● **Records for the task**:
★ ★ ★ ★ ★

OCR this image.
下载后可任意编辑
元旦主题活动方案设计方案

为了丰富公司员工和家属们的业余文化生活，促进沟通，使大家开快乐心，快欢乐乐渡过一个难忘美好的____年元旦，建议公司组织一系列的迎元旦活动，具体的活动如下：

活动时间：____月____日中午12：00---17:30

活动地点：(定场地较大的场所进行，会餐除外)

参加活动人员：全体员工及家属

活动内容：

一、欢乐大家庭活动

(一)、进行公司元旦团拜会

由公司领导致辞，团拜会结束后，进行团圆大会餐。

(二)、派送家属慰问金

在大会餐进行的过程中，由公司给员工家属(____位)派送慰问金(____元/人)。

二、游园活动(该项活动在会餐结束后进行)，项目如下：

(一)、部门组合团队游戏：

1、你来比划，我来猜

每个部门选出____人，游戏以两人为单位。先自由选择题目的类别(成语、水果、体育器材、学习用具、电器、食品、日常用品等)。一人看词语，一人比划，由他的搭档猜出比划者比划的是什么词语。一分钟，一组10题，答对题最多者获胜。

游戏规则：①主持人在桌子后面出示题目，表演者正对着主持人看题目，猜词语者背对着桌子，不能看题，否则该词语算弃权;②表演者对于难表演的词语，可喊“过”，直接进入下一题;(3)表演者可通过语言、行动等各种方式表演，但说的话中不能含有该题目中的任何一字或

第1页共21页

★ ★ ★ ★ ★

● **Task statement**: Copy every record above exactly as it appears.

● **Reply to the task**:
OCR this image.
下载后可任意编辑
元旦主题活动方案设计方案

为了丰富公司员工和家属们的业余文化生活，促进沟通，使大家开快乐心，快欢乐乐渡过一个难忘美好的____年元旦，建议公司组织一系列的迎元旦活动，具体的活动如下：

活动时间：____月____日中午12：00---17:30

活动地点：(定场地较大的场所进行，会餐除外)

参加活动人员：全体员工及家属

活动内容：

一、欢乐大家庭活动

(一)、进行公司元旦团拜会

由公司领导致辞，团拜会结束后，进行团圆大会餐。

(二)、派送家属慰问金

在大会餐进行的过程中，由公司给员工家属(____位)派送慰问金(____元/人)。

二、游园活动(该项活动在会餐结束后进行)，项目如下：

(一)、部门组合团队游戏：

1、你来比划，我来猜

每个部门选出____人，游戏以两人为单位。先自由选择题目的类别(成语、水果、体育器材、学习用具、电器、食品、日常用品等)。一人看词语，一人比划，由他的搭档猜出比划者比划的是什么词语。一分钟，一组10题，答对题最多者获胜。

游戏规则：①主持人在桌子后面出示题目，表演者正对着主持人看题目，猜词语者背对着桌子，不能看题，否则该词语算弃权;②表演者对于难表演的词语，可喊“过”，直接进入下一题;(3)表演者可通过语言、行动等各种方式表演，但说的话中不能含有该题目中的任何一字或

第1页共21页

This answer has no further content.